[Dataset records]
======

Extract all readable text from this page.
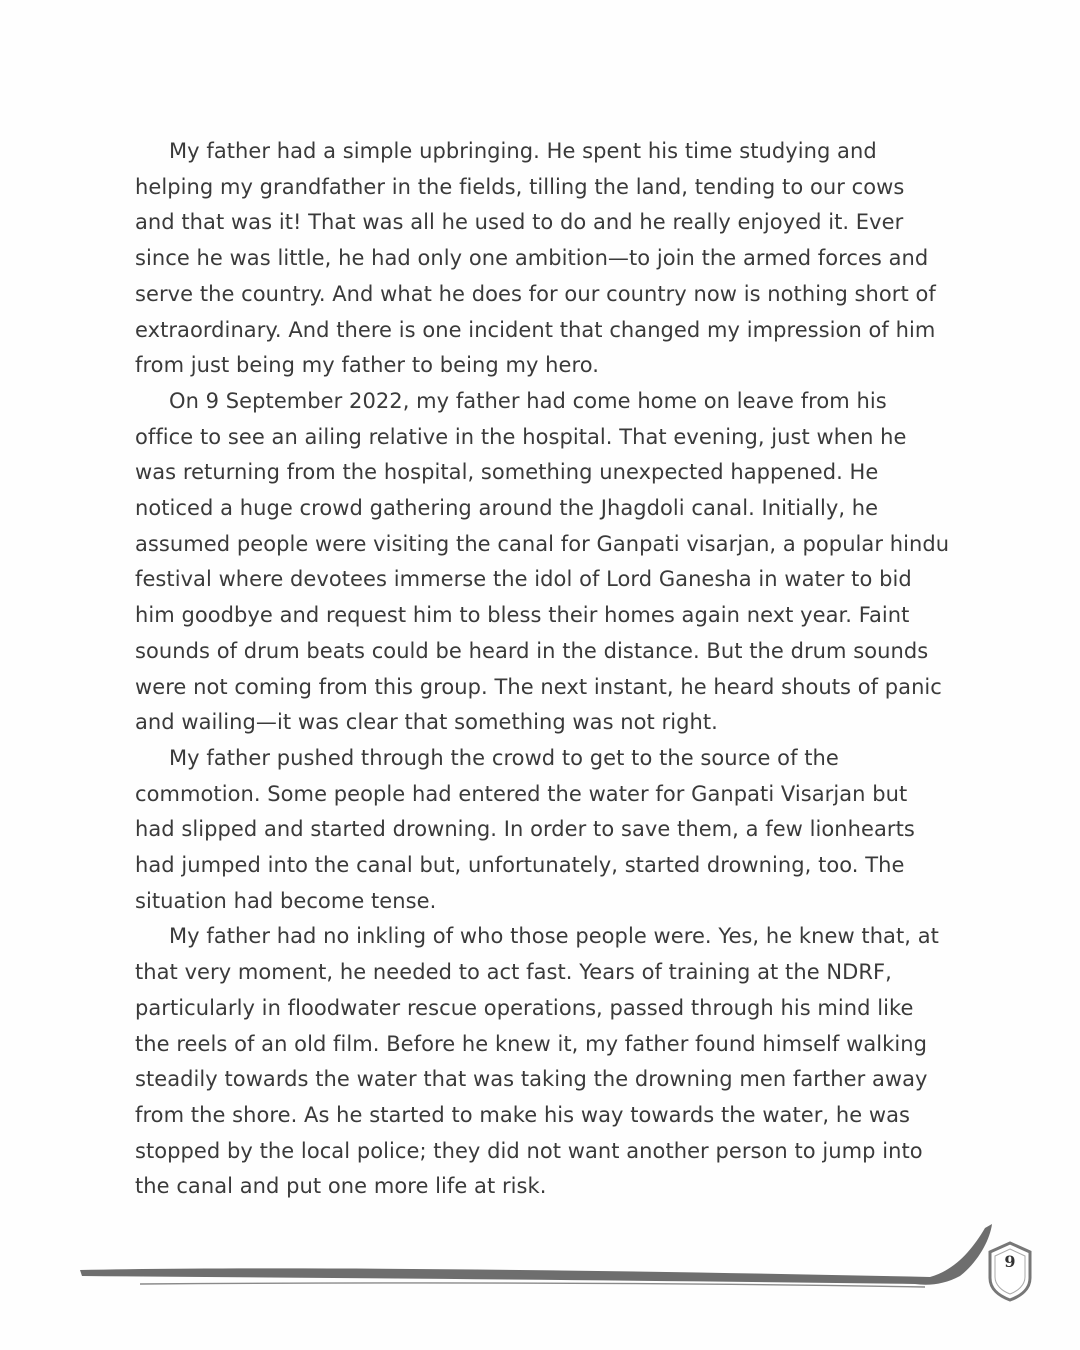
My father had a simple upbringing. He spent his time studying and helping my grandfather in the fields, tilling the land, tending to our cows and that was it! That was all he used to do and he really enjoyed it. Ever since he was little, he had only one ambition—to join the armed forces and serve the country. And what he does for our country now is nothing short of extraordinary. And there is one incident that changed my impression of him from just being my father to being my hero.

On 9 September 2022, my father had come home on leave from his office to see an ailing relative in the hospital. That evening, just when he was returning from the hospital, something unexpected happened. He noticed a huge crowd gathering around the Jhagdoli canal. Initially, he assumed people were visiting the canal for Ganpati visarjan, a popular hindu festival where devotees immerse the idol of Lord Ganesha in water to bid him goodbye and request him to bless their homes again next year. Faint sounds of drum beats could be heard in the distance. But the drum sounds were not coming from this group. The next instant, he heard shouts of panic and wailing—it was clear that something was not right.

My father pushed through the crowd to get to the source of the commotion. Some people had entered the water for Ganpati Visarjan but had slipped and started drowning. In order to save them, a few lionhearts had jumped into the canal but, unfortunately, started drowning, too. The situation had become tense.

My father had no inkling of who those people were. Yes, he knew that, at that very moment, he needed to act fast. Years of training at the NDRF, particularly in floodwater rescue operations, passed through his mind like the reels of an old film. Before he knew it, my father found himself walking steadily towards the water that was taking the drowning men farther away from the shore. As he started to make his way towards the water, he was stopped by the local police; they did not want another person to jump into the canal and put one more life at risk.

9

======

Stated task:
Take the listing and print it again exactly, but without any pictures.

Response to the task:
Extract all readable text from this page.
My father had a simple upbringing. He spent his time studying and helping my grandfather in the fields, tilling the land, tending to our cows and that was it! That was all he used to do and he really enjoyed it. Ever since he was little, he had only one ambition—to join the armed forces and serve the country. And what he does for our country now is nothing short of extraordinary. And there is one incident that changed my impression of him from just being my father to being my hero.

On 9 September 2022, my father had come home on leave from his office to see an ailing relative in the hospital. That evening, just when he was returning from the hospital, something unexpected happened. He noticed a huge crowd gathering around the Jhagdoli canal. Initially, he assumed people were visiting the canal for Ganpati visarjan, a popular hindu festival where devotees immerse the idol of Lord Ganesha in water to bid him goodbye and request him to bless their homes again next year. Faint sounds of drum beats could be heard in the distance. But the drum sounds were not coming from this group. The next instant, he heard shouts of panic and wailing—it was clear that something was not right.

My father pushed through the crowd to get to the source of the commotion. Some people had entered the water for Ganpati Visarjan but had slipped and started drowning. In order to save them, a few lionhearts had jumped into the canal but, unfortunately, started drowning, too. The situation had become tense.

My father had no inkling of who those people were. Yes, he knew that, at that very moment, he needed to act fast. Years of training at the NDRF, particularly in floodwater rescue operations, passed through his mind like the reels of an old film. Before he knew it, my father found himself walking steadily towards the water that was taking the drowning men farther away from the shore. As he started to make his way towards the water, he was stopped by the local police; they did not want another person to jump into the canal and put one more life at risk.

9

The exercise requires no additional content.